# Short problem
For the data that follows, report how many lines contain the word "amount", and nothing else.

# Stored dataset items
[start]
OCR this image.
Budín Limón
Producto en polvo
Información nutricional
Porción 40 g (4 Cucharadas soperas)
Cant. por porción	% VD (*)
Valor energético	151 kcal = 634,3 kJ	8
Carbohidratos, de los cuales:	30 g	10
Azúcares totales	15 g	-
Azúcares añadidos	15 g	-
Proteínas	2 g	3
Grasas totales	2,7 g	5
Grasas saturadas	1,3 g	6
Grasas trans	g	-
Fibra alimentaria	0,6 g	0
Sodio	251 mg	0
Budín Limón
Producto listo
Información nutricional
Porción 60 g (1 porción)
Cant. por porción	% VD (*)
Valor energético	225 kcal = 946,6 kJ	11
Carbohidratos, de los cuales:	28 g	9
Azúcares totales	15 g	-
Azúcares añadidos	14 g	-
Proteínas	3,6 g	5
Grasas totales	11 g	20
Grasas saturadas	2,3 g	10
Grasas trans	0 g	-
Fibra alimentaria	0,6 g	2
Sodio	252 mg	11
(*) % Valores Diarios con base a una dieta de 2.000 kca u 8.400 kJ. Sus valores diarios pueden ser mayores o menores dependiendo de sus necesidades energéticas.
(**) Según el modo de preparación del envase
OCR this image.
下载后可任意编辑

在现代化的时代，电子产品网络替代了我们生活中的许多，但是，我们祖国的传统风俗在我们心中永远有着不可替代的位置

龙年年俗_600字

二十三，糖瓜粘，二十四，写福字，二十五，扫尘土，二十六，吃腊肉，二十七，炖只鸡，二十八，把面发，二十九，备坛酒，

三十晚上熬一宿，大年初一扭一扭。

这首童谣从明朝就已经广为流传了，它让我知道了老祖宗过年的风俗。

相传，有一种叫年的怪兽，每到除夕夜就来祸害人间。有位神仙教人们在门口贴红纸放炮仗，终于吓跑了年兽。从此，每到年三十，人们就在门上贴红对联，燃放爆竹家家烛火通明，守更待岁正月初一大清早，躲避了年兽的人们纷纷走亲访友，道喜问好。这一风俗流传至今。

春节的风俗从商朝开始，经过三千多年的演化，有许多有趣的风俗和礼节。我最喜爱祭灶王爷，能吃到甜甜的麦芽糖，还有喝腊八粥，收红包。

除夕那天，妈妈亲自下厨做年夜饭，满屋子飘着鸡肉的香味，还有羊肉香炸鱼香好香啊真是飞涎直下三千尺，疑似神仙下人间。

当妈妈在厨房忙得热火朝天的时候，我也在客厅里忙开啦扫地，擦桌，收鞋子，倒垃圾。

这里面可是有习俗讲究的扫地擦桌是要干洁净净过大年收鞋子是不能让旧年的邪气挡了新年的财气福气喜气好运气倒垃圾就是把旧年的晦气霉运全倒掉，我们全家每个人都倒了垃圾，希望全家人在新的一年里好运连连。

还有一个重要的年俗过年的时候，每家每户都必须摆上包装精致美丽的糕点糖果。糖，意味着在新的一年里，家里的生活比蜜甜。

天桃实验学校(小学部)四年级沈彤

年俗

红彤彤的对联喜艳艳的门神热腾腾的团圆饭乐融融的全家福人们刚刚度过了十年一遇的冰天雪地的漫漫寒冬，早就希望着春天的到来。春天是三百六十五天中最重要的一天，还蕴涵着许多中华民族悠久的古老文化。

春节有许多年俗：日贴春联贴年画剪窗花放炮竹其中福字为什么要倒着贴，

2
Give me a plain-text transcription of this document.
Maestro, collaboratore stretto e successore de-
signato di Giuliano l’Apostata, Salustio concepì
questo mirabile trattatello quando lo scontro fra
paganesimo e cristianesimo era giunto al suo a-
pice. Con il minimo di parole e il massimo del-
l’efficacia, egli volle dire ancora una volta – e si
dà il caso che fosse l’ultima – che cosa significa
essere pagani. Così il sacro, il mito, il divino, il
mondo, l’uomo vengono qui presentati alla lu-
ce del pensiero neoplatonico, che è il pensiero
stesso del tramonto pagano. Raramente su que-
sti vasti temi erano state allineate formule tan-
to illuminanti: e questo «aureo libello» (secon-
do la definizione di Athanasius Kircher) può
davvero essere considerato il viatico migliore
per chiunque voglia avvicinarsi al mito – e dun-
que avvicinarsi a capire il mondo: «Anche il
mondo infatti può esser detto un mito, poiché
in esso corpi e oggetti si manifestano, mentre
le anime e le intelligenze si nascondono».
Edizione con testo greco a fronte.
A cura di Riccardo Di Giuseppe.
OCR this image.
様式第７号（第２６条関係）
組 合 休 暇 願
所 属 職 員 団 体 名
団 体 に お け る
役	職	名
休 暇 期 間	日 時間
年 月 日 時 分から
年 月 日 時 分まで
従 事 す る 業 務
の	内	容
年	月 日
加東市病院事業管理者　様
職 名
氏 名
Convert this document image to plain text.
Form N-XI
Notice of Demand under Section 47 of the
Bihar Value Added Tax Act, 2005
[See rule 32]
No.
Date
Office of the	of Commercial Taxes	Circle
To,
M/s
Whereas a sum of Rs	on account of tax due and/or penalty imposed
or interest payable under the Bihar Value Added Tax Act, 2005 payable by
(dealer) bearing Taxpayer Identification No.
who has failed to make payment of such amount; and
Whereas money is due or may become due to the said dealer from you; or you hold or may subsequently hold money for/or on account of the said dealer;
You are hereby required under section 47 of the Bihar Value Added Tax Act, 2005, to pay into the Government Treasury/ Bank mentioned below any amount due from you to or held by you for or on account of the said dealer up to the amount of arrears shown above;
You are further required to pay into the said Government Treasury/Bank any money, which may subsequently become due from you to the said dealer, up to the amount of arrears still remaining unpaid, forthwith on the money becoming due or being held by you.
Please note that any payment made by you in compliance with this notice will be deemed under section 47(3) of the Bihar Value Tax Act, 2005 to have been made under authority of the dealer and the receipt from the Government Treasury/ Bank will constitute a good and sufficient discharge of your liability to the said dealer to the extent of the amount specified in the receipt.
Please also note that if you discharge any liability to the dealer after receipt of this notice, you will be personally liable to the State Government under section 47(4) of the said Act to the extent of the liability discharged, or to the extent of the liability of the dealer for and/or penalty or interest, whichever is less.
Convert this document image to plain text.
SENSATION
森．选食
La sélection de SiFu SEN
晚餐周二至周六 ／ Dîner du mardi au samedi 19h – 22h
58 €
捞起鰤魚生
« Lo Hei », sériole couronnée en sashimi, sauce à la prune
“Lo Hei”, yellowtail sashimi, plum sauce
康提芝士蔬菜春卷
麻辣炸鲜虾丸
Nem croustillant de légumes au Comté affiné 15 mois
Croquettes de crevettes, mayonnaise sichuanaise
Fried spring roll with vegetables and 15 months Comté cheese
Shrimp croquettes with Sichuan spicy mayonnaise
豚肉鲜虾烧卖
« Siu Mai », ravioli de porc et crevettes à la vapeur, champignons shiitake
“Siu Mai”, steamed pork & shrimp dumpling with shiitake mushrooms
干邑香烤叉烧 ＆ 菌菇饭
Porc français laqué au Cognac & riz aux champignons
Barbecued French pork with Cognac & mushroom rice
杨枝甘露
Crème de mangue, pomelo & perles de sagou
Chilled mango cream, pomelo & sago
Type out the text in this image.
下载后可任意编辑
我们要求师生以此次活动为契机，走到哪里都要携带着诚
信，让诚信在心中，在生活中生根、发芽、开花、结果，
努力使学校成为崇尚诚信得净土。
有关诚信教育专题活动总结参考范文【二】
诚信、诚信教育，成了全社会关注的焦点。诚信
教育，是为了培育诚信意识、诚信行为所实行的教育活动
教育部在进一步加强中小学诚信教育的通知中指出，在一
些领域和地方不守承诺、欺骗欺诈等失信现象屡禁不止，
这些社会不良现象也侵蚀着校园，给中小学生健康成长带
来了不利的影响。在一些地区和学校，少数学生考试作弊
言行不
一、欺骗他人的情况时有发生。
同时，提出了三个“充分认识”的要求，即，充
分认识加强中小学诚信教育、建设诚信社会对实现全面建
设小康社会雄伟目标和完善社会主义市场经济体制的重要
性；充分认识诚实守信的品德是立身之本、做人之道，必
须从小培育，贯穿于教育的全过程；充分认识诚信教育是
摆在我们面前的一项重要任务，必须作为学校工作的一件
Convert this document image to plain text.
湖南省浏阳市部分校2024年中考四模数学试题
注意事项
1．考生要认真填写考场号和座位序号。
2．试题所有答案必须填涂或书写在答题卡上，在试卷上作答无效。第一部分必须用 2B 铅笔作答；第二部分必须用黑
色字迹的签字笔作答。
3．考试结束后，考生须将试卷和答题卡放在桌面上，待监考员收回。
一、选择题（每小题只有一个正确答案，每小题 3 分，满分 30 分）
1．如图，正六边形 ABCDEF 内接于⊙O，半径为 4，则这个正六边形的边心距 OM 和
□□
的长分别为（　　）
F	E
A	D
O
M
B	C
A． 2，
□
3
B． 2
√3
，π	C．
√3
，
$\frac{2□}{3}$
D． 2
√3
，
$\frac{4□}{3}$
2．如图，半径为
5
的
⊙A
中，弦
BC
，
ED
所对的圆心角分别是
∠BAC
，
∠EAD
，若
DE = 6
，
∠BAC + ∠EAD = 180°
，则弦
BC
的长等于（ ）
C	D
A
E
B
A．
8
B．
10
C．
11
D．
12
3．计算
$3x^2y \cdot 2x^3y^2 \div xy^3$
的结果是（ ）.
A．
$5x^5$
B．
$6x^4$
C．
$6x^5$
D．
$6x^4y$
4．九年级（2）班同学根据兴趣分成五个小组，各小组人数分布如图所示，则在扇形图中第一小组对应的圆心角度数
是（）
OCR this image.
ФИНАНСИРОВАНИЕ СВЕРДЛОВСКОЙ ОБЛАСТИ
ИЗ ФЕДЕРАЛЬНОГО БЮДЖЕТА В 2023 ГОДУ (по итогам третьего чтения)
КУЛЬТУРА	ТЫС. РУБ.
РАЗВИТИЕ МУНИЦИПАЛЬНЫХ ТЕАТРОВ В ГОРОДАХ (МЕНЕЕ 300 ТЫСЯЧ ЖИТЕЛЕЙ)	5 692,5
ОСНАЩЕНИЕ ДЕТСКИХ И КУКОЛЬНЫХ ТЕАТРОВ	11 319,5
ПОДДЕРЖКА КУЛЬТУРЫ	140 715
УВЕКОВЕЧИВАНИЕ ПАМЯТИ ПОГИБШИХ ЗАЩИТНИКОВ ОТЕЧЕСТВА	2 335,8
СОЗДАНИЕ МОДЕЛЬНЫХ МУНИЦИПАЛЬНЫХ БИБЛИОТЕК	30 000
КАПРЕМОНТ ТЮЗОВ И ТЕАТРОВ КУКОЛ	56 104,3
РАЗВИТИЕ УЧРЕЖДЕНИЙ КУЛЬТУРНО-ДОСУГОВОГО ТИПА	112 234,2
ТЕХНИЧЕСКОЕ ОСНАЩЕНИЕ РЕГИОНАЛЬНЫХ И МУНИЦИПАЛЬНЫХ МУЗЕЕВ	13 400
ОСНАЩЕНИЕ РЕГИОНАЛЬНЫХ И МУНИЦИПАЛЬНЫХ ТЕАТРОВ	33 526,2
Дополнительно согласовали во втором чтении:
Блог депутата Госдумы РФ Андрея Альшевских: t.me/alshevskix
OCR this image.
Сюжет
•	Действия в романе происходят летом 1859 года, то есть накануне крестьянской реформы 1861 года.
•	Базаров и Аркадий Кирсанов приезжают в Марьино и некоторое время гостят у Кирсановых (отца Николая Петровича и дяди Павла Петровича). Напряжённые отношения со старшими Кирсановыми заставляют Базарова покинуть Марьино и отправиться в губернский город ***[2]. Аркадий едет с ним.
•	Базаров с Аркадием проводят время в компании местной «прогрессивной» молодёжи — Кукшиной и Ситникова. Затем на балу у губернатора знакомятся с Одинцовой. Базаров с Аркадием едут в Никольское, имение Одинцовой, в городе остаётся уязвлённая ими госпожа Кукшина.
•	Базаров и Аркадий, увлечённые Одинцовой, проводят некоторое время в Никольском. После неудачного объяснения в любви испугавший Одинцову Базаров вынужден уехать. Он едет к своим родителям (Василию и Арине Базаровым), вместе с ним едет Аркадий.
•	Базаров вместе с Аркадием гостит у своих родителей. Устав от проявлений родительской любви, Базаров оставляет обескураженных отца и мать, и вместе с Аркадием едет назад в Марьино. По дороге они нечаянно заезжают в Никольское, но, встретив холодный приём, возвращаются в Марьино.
[end]
# Response to the task
4